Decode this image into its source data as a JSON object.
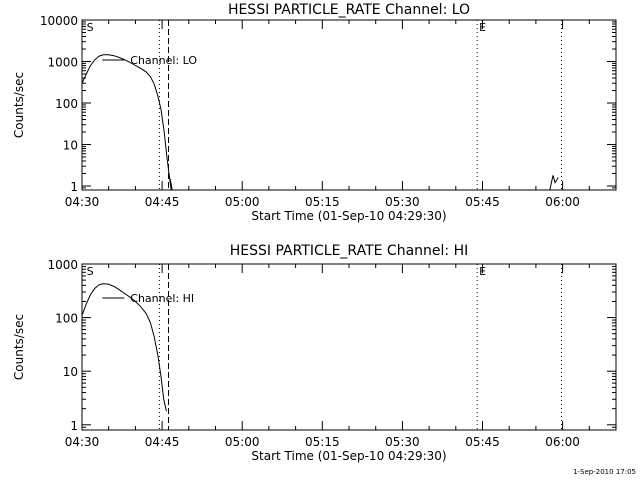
{
  "footer": {
    "timestamp": "1-Sep-2010 17:05"
  },
  "chart_data": [
    {
      "type": "line",
      "title": "HESSI PARTICLE_RATE Channel: LO",
      "ylabel": "Counts/sec",
      "xlabel": "Start Time (01-Sep-10 04:29:30)",
      "x_unit": "minutes after 04:30",
      "xlim": [
        0,
        100
      ],
      "ylim": [
        0.8,
        10000
      ],
      "yscale": "log",
      "x_ticks": [
        {
          "value": 0,
          "label": "04:30"
        },
        {
          "value": 15,
          "label": "04:45"
        },
        {
          "value": 30,
          "label": "05:00"
        },
        {
          "value": 45,
          "label": "05:15"
        },
        {
          "value": 60,
          "label": "05:30"
        },
        {
          "value": 75,
          "label": "05:45"
        },
        {
          "value": 90,
          "label": "06:00"
        }
      ],
      "y_ticks": [
        {
          "value": 1,
          "label": "1"
        },
        {
          "value": 10,
          "label": "10"
        },
        {
          "value": 100,
          "label": "100"
        },
        {
          "value": 1000,
          "label": "1000"
        },
        {
          "value": 10000,
          "label": "10000"
        }
      ],
      "markers": [
        {
          "x": 14.5,
          "style": "dotted"
        },
        {
          "x": 16.2,
          "style": "dashed"
        },
        {
          "x": 74.0,
          "style": "dotted"
        },
        {
          "x": 89.8,
          "style": "dotted"
        }
      ],
      "marker_labels": [
        {
          "x": 0.5,
          "label": "S"
        },
        {
          "x": 74.0,
          "label": "E"
        }
      ],
      "legend": {
        "label": "Channel: LO",
        "placement": "top-left"
      },
      "series": [
        {
          "name": "Channel: LO",
          "segments": [
            [
              [
                -0.5,
                200
              ],
              [
                0,
                300
              ],
              [
                0.8,
                500
              ],
              [
                1.6,
                800
              ],
              [
                2.4,
                1100
              ],
              [
                3.2,
                1350
              ],
              [
                4,
                1450
              ],
              [
                5,
                1450
              ],
              [
                6,
                1380
              ],
              [
                7,
                1250
              ],
              [
                8,
                1100
              ],
              [
                9,
                950
              ],
              [
                10,
                800
              ],
              [
                11,
                680
              ],
              [
                12,
                560
              ],
              [
                12.8,
                430
              ],
              [
                13.5,
                290
              ],
              [
                14.2,
                150
              ],
              [
                14.8,
                70
              ],
              [
                15.4,
                20
              ],
              [
                15.9,
                5
              ],
              [
                16.3,
                2
              ],
              [
                16.7,
                0.8
              ]
            ],
            [
              [
                16.5,
                1.5
              ],
              [
                16.9,
                0.8
              ]
            ],
            [
              [
                87.6,
                0.8
              ],
              [
                88.2,
                1.8
              ],
              [
                88.6,
                1.2
              ],
              [
                89.2,
                1.6
              ]
            ]
          ]
        }
      ]
    },
    {
      "type": "line",
      "title": "HESSI PARTICLE_RATE Channel: HI",
      "ylabel": "Counts/sec",
      "xlabel": "Start Time (01-Sep-10 04:29:30)",
      "x_unit": "minutes after 04:30",
      "xlim": [
        0,
        100
      ],
      "ylim": [
        0.8,
        1000
      ],
      "yscale": "log",
      "x_ticks": [
        {
          "value": 0,
          "label": "04:30"
        },
        {
          "value": 15,
          "label": "04:45"
        },
        {
          "value": 30,
          "label": "05:00"
        },
        {
          "value": 45,
          "label": "05:15"
        },
        {
          "value": 60,
          "label": "05:30"
        },
        {
          "value": 75,
          "label": "05:45"
        },
        {
          "value": 90,
          "label": "06:00"
        }
      ],
      "y_ticks": [
        {
          "value": 1,
          "label": "1"
        },
        {
          "value": 10,
          "label": "10"
        },
        {
          "value": 100,
          "label": "100"
        },
        {
          "value": 1000,
          "label": "1000"
        }
      ],
      "markers": [
        {
          "x": 14.5,
          "style": "dotted"
        },
        {
          "x": 16.2,
          "style": "dashed"
        },
        {
          "x": 74.0,
          "style": "dotted"
        },
        {
          "x": 89.8,
          "style": "dotted"
        }
      ],
      "marker_labels": [
        {
          "x": 0.5,
          "label": "S"
        },
        {
          "x": 74.0,
          "label": "E"
        }
      ],
      "legend": {
        "label": "Channel: HI",
        "placement": "top-left"
      },
      "series": [
        {
          "name": "Channel: HI",
          "segments": [
            [
              [
                -0.5,
                70
              ],
              [
                0,
                110
              ],
              [
                0.8,
                180
              ],
              [
                1.6,
                270
              ],
              [
                2.4,
                350
              ],
              [
                3.2,
                410
              ],
              [
                4,
                430
              ],
              [
                5,
                420
              ],
              [
                6,
                380
              ],
              [
                7,
                330
              ],
              [
                8,
                280
              ],
              [
                9,
                240
              ],
              [
                10,
                200
              ],
              [
                11,
                160
              ],
              [
                12,
                120
              ],
              [
                12.8,
                80
              ],
              [
                13.5,
                45
              ],
              [
                14.2,
                20
              ],
              [
                14.8,
                8
              ],
              [
                15.3,
                3
              ],
              [
                15.8,
                1.8
              ]
            ]
          ]
        }
      ]
    }
  ]
}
══════════
■ WRITTEN REQUEST ■
Above are records to transcribe exactly; leave their pictures out.

■ ANSWER TO THE TASK ■
Decode this image into its source data as a JSON object.
{
  "footer": {
    "timestamp": "1-Sep-2010 17:05"
  },
  "chart_data": [
    {
      "type": "line",
      "title": "HESSI PARTICLE_RATE Channel: LO",
      "ylabel": "Counts/sec",
      "xlabel": "Start Time (01-Sep-10 04:29:30)",
      "x_unit": "minutes after 04:30",
      "xlim": [
        0,
        100
      ],
      "ylim": [
        0.8,
        10000
      ],
      "yscale": "log",
      "x_ticks": [
        {
          "value": 0,
          "label": "04:30"
        },
        {
          "value": 15,
          "label": "04:45"
        },
        {
          "value": 30,
          "label": "05:00"
        },
        {
          "value": 45,
          "label": "05:15"
        },
        {
          "value": 60,
          "label": "05:30"
        },
        {
          "value": 75,
          "label": "05:45"
        },
        {
          "value": 90,
          "label": "06:00"
        }
      ],
      "y_ticks": [
        {
          "value": 1,
          "label": "1"
        },
        {
          "value": 10,
          "label": "10"
        },
        {
          "value": 100,
          "label": "100"
        },
        {
          "value": 1000,
          "label": "1000"
        },
        {
          "value": 10000,
          "label": "10000"
        }
      ],
      "markers": [
        {
          "x": 14.5,
          "style": "dotted"
        },
        {
          "x": 16.2,
          "style": "dashed"
        },
        {
          "x": 74.0,
          "style": "dotted"
        },
        {
          "x": 89.8,
          "style": "dotted"
        }
      ],
      "marker_labels": [
        {
          "x": 0.5,
          "label": "S"
        },
        {
          "x": 74.0,
          "label": "E"
        }
      ],
      "legend": {
        "label": "Channel: LO",
        "placement": "top-left"
      },
      "series": [
        {
          "name": "Channel: LO",
          "segments": [
            [
              [
                -0.5,
                200
              ],
              [
                0,
                300
              ],
              [
                0.8,
                500
              ],
              [
                1.6,
                800
              ],
              [
                2.4,
                1100
              ],
              [
                3.2,
                1350
              ],
              [
                4,
                1450
              ],
              [
                5,
                1450
              ],
              [
                6,
                1380
              ],
              [
                7,
                1250
              ],
              [
                8,
                1100
              ],
              [
                9,
                950
              ],
              [
                10,
                800
              ],
              [
                11,
                680
              ],
              [
                12,
                560
              ],
              [
                12.8,
                430
              ],
              [
                13.5,
                290
              ],
              [
                14.2,
                150
              ],
              [
                14.8,
                70
              ],
              [
                15.4,
                20
              ],
              [
                15.9,
                5
              ],
              [
                16.3,
                2
              ],
              [
                16.7,
                0.8
              ]
            ],
            [
              [
                16.5,
                1.5
              ],
              [
                16.9,
                0.8
              ]
            ],
            [
              [
                87.6,
                0.8
              ],
              [
                88.2,
                1.8
              ],
              [
                88.6,
                1.2
              ],
              [
                89.2,
                1.6
              ]
            ]
          ]
        }
      ]
    },
    {
      "type": "line",
      "title": "HESSI PARTICLE_RATE Channel: HI",
      "ylabel": "Counts/sec",
      "xlabel": "Start Time (01-Sep-10 04:29:30)",
      "x_unit": "minutes after 04:30",
      "xlim": [
        0,
        100
      ],
      "ylim": [
        0.8,
        1000
      ],
      "yscale": "log",
      "x_ticks": [
        {
          "value": 0,
          "label": "04:30"
        },
        {
          "value": 15,
          "label": "04:45"
        },
        {
          "value": 30,
          "label": "05:00"
        },
        {
          "value": 45,
          "label": "05:15"
        },
        {
          "value": 60,
          "label": "05:30"
        },
        {
          "value": 75,
          "label": "05:45"
        },
        {
          "value": 90,
          "label": "06:00"
        }
      ],
      "y_ticks": [
        {
          "value": 1,
          "label": "1"
        },
        {
          "value": 10,
          "label": "10"
        },
        {
          "value": 100,
          "label": "100"
        },
        {
          "value": 1000,
          "label": "1000"
        }
      ],
      "markers": [
        {
          "x": 14.5,
          "style": "dotted"
        },
        {
          "x": 16.2,
          "style": "dashed"
        },
        {
          "x": 74.0,
          "style": "dotted"
        },
        {
          "x": 89.8,
          "style": "dotted"
        }
      ],
      "marker_labels": [
        {
          "x": 0.5,
          "label": "S"
        },
        {
          "x": 74.0,
          "label": "E"
        }
      ],
      "legend": {
        "label": "Channel: HI",
        "placement": "top-left"
      },
      "series": [
        {
          "name": "Channel: HI",
          "segments": [
            [
              [
                -0.5,
                70
              ],
              [
                0,
                110
              ],
              [
                0.8,
                180
              ],
              [
                1.6,
                270
              ],
              [
                2.4,
                350
              ],
              [
                3.2,
                410
              ],
              [
                4,
                430
              ],
              [
                5,
                420
              ],
              [
                6,
                380
              ],
              [
                7,
                330
              ],
              [
                8,
                280
              ],
              [
                9,
                240
              ],
              [
                10,
                200
              ],
              [
                11,
                160
              ],
              [
                12,
                120
              ],
              [
                12.8,
                80
              ],
              [
                13.5,
                45
              ],
              [
                14.2,
                20
              ],
              [
                14.8,
                8
              ],
              [
                15.3,
                3
              ],
              [
                15.8,
                1.8
              ]
            ]
          ]
        }
      ]
    }
  ]
}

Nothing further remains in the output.